## Written request:
Count how many lines of the material below have the word "phone" and give only the number.

----

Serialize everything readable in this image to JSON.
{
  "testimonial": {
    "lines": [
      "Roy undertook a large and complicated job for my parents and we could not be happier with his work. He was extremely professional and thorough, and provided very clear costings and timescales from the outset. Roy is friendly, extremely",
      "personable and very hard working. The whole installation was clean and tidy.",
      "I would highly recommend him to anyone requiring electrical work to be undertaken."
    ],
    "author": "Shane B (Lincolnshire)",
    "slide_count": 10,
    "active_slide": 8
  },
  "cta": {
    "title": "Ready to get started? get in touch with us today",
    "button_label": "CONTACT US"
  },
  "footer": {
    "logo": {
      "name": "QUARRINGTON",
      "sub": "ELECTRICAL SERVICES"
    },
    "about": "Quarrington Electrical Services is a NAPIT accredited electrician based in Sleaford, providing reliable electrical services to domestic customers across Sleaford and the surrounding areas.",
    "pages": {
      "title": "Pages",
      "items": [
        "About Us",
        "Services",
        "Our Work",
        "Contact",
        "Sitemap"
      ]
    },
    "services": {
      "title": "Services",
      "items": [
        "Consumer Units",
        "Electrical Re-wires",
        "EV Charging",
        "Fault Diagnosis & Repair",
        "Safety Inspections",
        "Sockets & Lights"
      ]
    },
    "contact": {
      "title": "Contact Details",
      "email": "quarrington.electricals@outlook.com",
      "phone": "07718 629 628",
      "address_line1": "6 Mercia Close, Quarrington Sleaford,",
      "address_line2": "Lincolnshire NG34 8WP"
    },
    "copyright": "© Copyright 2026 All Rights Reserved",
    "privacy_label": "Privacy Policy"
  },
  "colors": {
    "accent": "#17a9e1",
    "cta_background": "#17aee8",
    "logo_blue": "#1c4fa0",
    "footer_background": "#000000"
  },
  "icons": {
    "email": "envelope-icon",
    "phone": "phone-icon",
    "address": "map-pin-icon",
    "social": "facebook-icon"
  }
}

----

## Exercise answer:
2